Records for the exercise:
_ _ _ _ _

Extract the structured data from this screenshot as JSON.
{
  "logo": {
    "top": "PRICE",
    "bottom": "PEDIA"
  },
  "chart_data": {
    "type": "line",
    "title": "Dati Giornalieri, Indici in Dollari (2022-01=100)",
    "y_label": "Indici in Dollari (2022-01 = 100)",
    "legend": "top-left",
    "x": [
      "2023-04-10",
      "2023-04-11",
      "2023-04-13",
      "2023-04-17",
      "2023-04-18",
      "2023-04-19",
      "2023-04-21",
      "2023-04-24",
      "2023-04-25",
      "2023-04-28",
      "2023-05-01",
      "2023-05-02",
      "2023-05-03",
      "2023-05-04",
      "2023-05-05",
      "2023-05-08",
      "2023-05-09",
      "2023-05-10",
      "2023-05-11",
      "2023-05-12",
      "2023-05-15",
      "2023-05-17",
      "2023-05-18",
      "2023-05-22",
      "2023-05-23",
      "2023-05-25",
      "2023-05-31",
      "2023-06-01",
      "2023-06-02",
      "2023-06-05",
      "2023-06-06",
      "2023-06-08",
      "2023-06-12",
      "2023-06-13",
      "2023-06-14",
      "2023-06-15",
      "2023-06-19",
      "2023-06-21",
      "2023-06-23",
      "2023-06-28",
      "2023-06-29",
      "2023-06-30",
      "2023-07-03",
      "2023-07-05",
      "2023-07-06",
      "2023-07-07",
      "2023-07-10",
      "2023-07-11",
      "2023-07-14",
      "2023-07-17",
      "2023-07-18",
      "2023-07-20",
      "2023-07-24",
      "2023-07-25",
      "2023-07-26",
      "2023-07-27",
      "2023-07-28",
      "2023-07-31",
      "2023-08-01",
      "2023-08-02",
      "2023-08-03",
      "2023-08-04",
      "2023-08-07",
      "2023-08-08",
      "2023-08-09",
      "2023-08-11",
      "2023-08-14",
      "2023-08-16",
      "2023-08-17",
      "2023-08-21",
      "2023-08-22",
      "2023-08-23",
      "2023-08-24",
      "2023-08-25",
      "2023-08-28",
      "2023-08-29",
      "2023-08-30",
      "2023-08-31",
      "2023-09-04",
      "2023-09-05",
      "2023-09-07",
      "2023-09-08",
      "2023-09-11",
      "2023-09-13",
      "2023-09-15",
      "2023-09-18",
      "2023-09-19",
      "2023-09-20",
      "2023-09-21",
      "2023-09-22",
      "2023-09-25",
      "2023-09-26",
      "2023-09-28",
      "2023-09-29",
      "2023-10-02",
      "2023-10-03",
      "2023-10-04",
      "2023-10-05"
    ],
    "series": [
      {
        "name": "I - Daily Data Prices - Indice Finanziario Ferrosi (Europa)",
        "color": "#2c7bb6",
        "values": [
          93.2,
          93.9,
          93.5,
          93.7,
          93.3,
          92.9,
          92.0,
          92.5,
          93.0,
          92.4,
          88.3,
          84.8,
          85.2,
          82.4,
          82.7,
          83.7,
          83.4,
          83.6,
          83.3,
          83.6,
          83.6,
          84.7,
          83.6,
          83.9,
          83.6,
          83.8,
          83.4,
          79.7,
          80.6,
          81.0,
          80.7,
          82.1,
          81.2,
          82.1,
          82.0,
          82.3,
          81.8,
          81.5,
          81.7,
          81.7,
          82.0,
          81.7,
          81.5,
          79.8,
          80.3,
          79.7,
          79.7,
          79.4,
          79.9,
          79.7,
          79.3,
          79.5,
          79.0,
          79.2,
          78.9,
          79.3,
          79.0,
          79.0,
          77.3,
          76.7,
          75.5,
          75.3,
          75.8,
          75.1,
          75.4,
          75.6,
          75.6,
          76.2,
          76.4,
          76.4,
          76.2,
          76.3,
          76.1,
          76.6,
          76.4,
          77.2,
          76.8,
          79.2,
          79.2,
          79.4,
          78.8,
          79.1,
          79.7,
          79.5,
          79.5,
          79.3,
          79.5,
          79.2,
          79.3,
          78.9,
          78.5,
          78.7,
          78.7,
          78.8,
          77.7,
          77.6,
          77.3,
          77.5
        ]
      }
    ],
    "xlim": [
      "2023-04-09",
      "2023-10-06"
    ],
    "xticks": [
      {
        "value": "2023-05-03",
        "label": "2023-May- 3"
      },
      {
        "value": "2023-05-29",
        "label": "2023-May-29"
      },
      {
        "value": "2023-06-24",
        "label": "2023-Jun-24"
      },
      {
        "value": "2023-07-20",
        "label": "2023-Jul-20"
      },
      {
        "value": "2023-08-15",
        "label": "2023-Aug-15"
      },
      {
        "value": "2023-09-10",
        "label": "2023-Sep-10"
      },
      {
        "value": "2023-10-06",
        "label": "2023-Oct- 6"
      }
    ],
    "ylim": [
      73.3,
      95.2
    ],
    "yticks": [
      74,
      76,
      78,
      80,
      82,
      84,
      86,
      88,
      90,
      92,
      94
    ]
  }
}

_ _ _ _ _

Required task: Write the entries again, exactly as they stand.

Answer in full:
Extract the structured data from this screenshot as JSON.
{
  "logo": {
    "top": "PRICE",
    "bottom": "PEDIA"
  },
  "chart_data": {
    "type": "line",
    "title": "Dati Giornalieri, Indici in Dollari (2022-01=100)",
    "y_label": "Indici in Dollari (2022-01 = 100)",
    "legend": "top-left",
    "x": [
      "2023-04-10",
      "2023-04-11",
      "2023-04-13",
      "2023-04-17",
      "2023-04-18",
      "2023-04-19",
      "2023-04-21",
      "2023-04-24",
      "2023-04-25",
      "2023-04-28",
      "2023-05-01",
      "2023-05-02",
      "2023-05-03",
      "2023-05-04",
      "2023-05-05",
      "2023-05-08",
      "2023-05-09",
      "2023-05-10",
      "2023-05-11",
      "2023-05-12",
      "2023-05-15",
      "2023-05-17",
      "2023-05-18",
      "2023-05-22",
      "2023-05-23",
      "2023-05-25",
      "2023-05-31",
      "2023-06-01",
      "2023-06-02",
      "2023-06-05",
      "2023-06-06",
      "2023-06-08",
      "2023-06-12",
      "2023-06-13",
      "2023-06-14",
      "2023-06-15",
      "2023-06-19",
      "2023-06-21",
      "2023-06-23",
      "2023-06-28",
      "2023-06-29",
      "2023-06-30",
      "2023-07-03",
      "2023-07-05",
      "2023-07-06",
      "2023-07-07",
      "2023-07-10",
      "2023-07-11",
      "2023-07-14",
      "2023-07-17",
      "2023-07-18",
      "2023-07-20",
      "2023-07-24",
      "2023-07-25",
      "2023-07-26",
      "2023-07-27",
      "2023-07-28",
      "2023-07-31",
      "2023-08-01",
      "2023-08-02",
      "2023-08-03",
      "2023-08-04",
      "2023-08-07",
      "2023-08-08",
      "2023-08-09",
      "2023-08-11",
      "2023-08-14",
      "2023-08-16",
      "2023-08-17",
      "2023-08-21",
      "2023-08-22",
      "2023-08-23",
      "2023-08-24",
      "2023-08-25",
      "2023-08-28",
      "2023-08-29",
      "2023-08-30",
      "2023-08-31",
      "2023-09-04",
      "2023-09-05",
      "2023-09-07",
      "2023-09-08",
      "2023-09-11",
      "2023-09-13",
      "2023-09-15",
      "2023-09-18",
      "2023-09-19",
      "2023-09-20",
      "2023-09-21",
      "2023-09-22",
      "2023-09-25",
      "2023-09-26",
      "2023-09-28",
      "2023-09-29",
      "2023-10-02",
      "2023-10-03",
      "2023-10-04",
      "2023-10-05"
    ],
    "series": [
      {
        "name": "I - Daily Data Prices - Indice Finanziario Ferrosi (Europa)",
        "color": "#2c7bb6",
        "values": [
          93.2,
          93.9,
          93.5,
          93.7,
          93.3,
          92.9,
          92.0,
          92.5,
          93.0,
          92.4,
          88.3,
          84.8,
          85.2,
          82.4,
          82.7,
          83.7,
          83.4,
          83.6,
          83.3,
          83.6,
          83.6,
          84.7,
          83.6,
          83.9,
          83.6,
          83.8,
          83.4,
          79.7,
          80.6,
          81.0,
          80.7,
          82.1,
          81.2,
          82.1,
          82.0,
          82.3,
          81.8,
          81.5,
          81.7,
          81.7,
          82.0,
          81.7,
          81.5,
          79.8,
          80.3,
          79.7,
          79.7,
          79.4,
          79.9,
          79.7,
          79.3,
          79.5,
          79.0,
          79.2,
          78.9,
          79.3,
          79.0,
          79.0,
          77.3,
          76.7,
          75.5,
          75.3,
          75.8,
          75.1,
          75.4,
          75.6,
          75.6,
          76.2,
          76.4,
          76.4,
          76.2,
          76.3,
          76.1,
          76.6,
          76.4,
          77.2,
          76.8,
          79.2,
          79.2,
          79.4,
          78.8,
          79.1,
          79.7,
          79.5,
          79.5,
          79.3,
          79.5,
          79.2,
          79.3,
          78.9,
          78.5,
          78.7,
          78.7,
          78.8,
          77.7,
          77.6,
          77.3,
          77.5
        ]
      }
    ],
    "xlim": [
      "2023-04-09",
      "2023-10-06"
    ],
    "xticks": [
      {
        "value": "2023-05-03",
        "label": "2023-May- 3"
      },
      {
        "value": "2023-05-29",
        "label": "2023-May-29"
      },
      {
        "value": "2023-06-24",
        "label": "2023-Jun-24"
      },
      {
        "value": "2023-07-20",
        "label": "2023-Jul-20"
      },
      {
        "value": "2023-08-15",
        "label": "2023-Aug-15"
      },
      {
        "value": "2023-09-10",
        "label": "2023-Sep-10"
      },
      {
        "value": "2023-10-06",
        "label": "2023-Oct- 6"
      }
    ],
    "ylim": [
      73.3,
      95.2
    ],
    "yticks": [
      74,
      76,
      78,
      80,
      82,
      84,
      86,
      88,
      90,
      92,
      94
    ]
  }
}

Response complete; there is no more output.